Goal of the exercise: Of all the lines in the data below, how many contain "label"? Report that number alone.

- - - - -

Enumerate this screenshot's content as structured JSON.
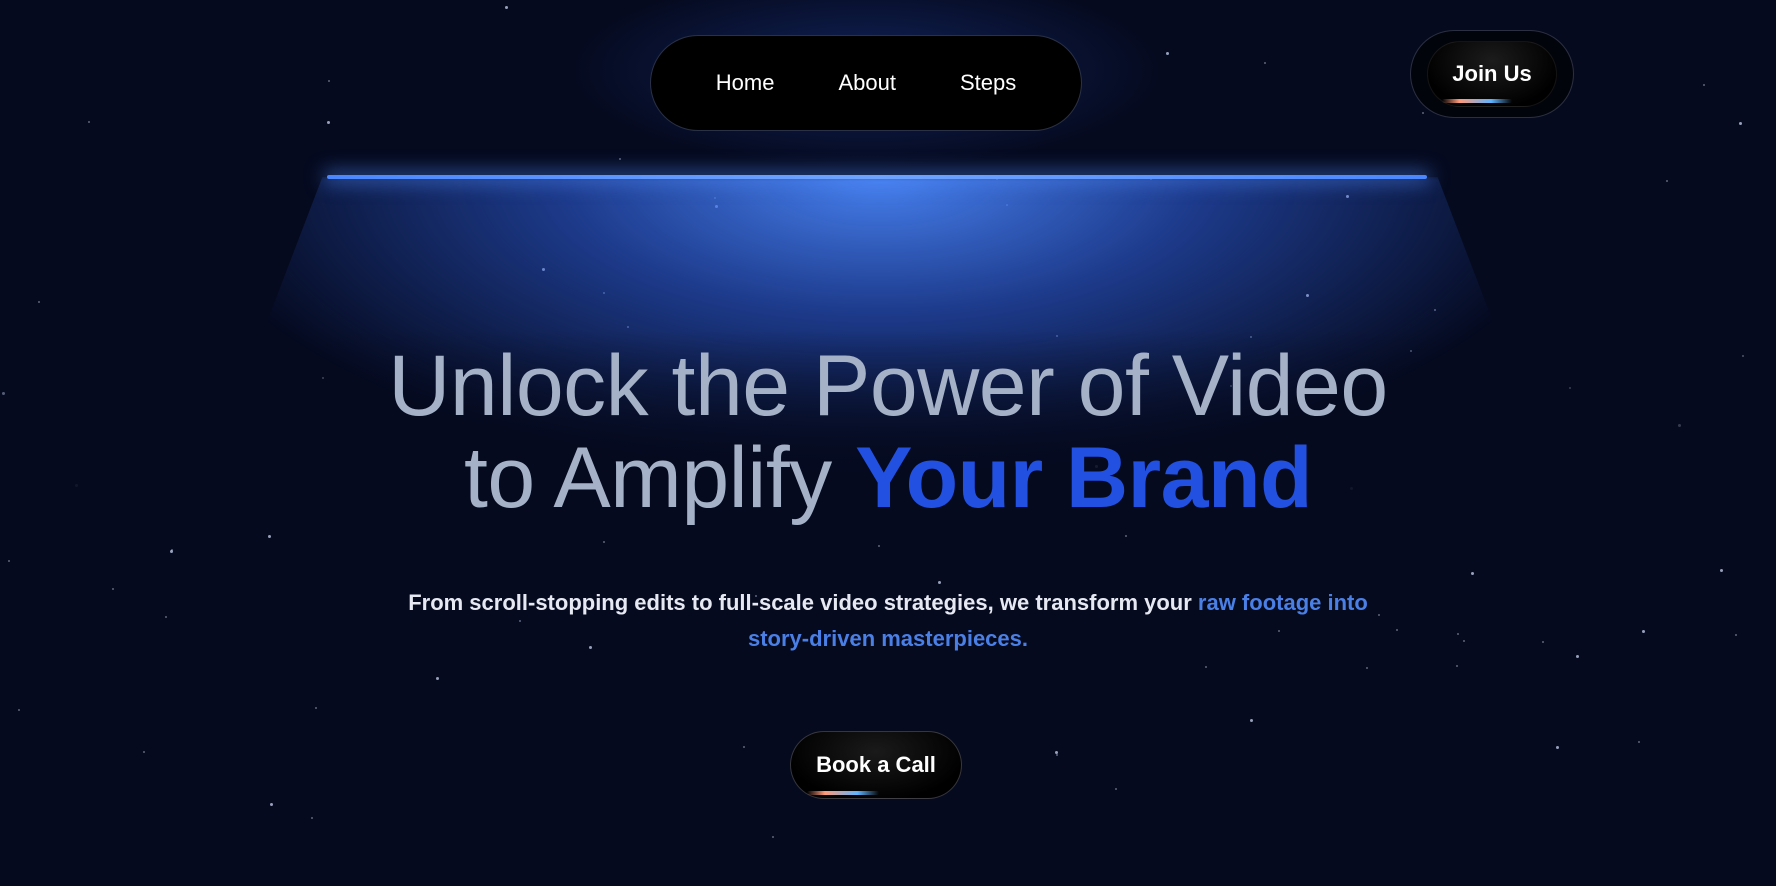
{
  "nav": {
    "items": [
      {
        "label": "Home"
      },
      {
        "label": "About"
      },
      {
        "label": "Steps"
      }
    ]
  },
  "join": {
    "label": "Join Us"
  },
  "hero": {
    "headline_line1": "Unlock the Power of Video",
    "headline_line2_plain": "to Amplify ",
    "headline_line2_accent": "Your Brand",
    "sub_plain": "From scroll-stopping edits to full-scale video strategies, we transform your ",
    "sub_highlight_1": "raw footage into",
    "sub_highlight_2": "story-driven masterpieces."
  },
  "cta": {
    "label": "Book a Call"
  },
  "colors": {
    "background": "#050a1f",
    "beam": "#4a86ff",
    "accent": "#2250e0",
    "highlight": "#4a7fe6",
    "headline": "#a4b1c7"
  }
}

- - - - -

Answer to this exercise: 5